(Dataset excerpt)
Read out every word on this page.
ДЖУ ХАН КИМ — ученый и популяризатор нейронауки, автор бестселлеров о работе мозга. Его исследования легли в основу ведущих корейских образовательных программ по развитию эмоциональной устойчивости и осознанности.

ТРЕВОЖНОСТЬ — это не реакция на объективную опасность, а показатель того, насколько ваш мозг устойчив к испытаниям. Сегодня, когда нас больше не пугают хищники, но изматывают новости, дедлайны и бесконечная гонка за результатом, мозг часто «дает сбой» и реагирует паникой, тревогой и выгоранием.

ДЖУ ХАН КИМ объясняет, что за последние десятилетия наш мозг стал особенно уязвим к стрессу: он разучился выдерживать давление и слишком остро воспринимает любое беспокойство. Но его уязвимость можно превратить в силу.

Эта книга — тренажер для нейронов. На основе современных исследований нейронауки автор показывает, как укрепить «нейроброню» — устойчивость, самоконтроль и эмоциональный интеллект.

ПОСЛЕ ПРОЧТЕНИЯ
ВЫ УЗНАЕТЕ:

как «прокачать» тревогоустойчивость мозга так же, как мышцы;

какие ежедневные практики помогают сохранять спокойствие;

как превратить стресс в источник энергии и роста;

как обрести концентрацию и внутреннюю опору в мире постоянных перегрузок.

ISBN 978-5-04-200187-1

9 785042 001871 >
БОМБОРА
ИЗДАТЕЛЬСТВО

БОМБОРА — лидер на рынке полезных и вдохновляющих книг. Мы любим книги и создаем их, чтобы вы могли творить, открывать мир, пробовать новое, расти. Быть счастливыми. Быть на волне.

TASK BRIEF: Copy every line in the records above that contains the word "мозга".

WRITTEN REPLY:
ДЖУ ХАН КИМ — ученый и популяризатор нейронауки, автор бестселлеров о работе мозга. Его исследования легли в основу ведущих корейских образовательных программ по развитию эмоциональной устойчивости и осознанности.
как «прокачать» тревогоустойчивость мозга так же, как мышцы;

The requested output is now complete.